WORK TO BE COMPLETED:
Please transcribe the data below exactly. Leave the pictures out.

--- Begin RECORDS SHOWN ---

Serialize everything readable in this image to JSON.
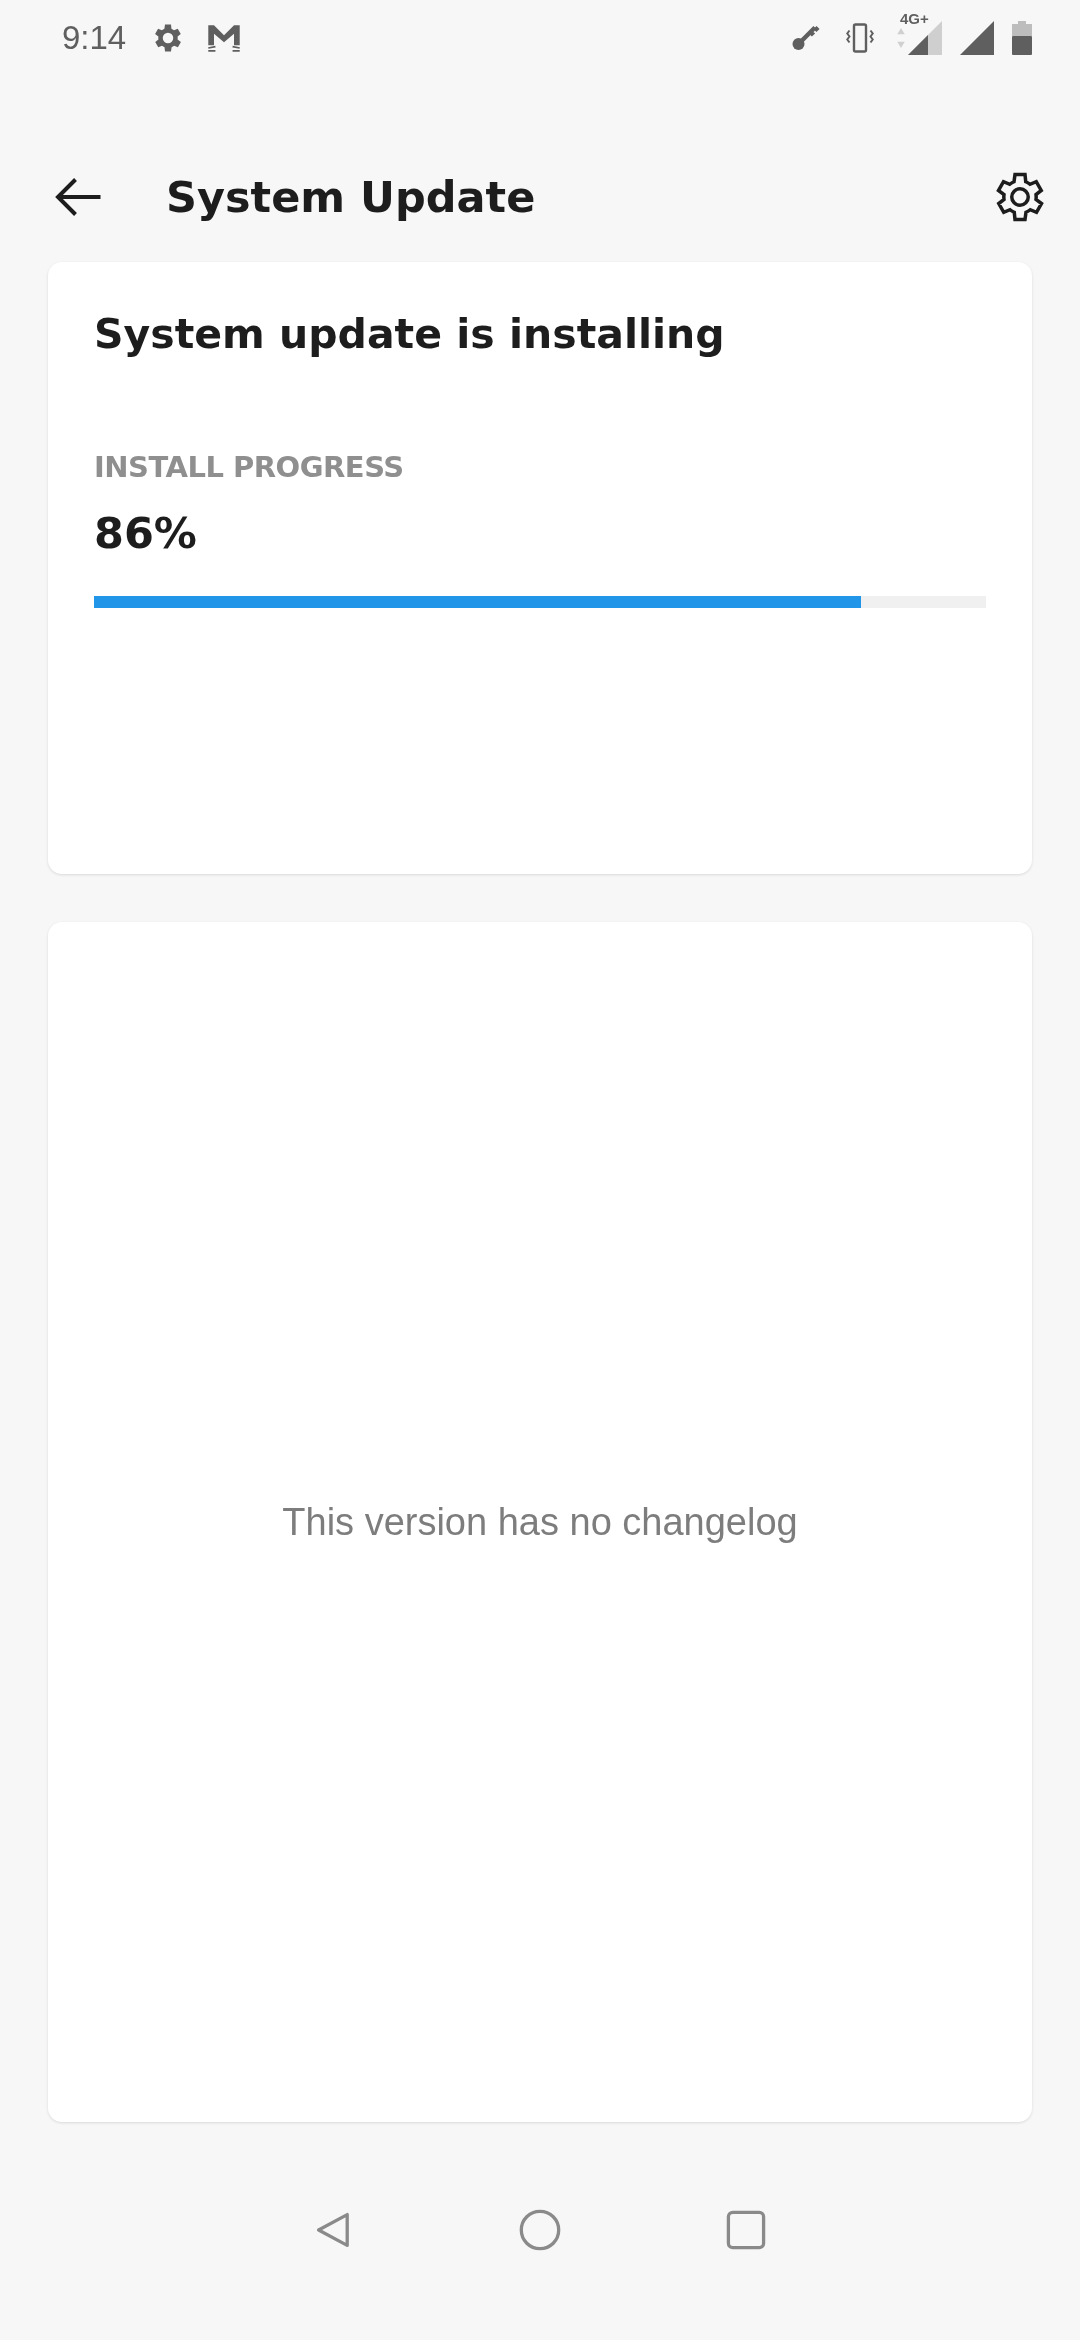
{
  "status_bar": {
    "time": "9:14",
    "network": "4G+"
  },
  "toolbar": {
    "title": "System Update"
  },
  "progress_card": {
    "title": "System update is installing",
    "label": "INSTALL PROGRESS",
    "percent": "86%",
    "level": 0.86
  },
  "changelog_card": {
    "message": "This version has no changelog"
  }
}
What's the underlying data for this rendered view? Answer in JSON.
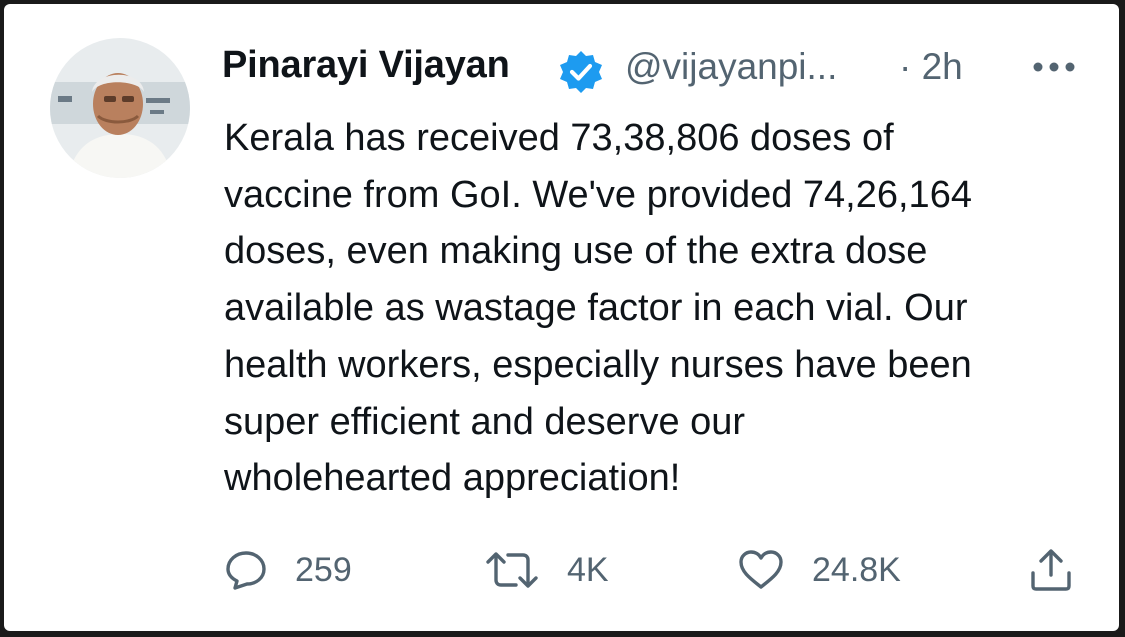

--- End RECORDS SHOWN ---

RESULT:
Serialize everything readable in this image to JSON.
{
  "status_bar": {
    "time": "9:14",
    "network": "4G+"
  },
  "toolbar": {
    "title": "System Update"
  },
  "progress_card": {
    "title": "System update is installing",
    "label": "INSTALL PROGRESS",
    "percent": "86%",
    "level": 0.86
  },
  "changelog_card": {
    "message": "This version has no changelog"
  }
}
What's the underlying data for this rendered view? Answer in JSON.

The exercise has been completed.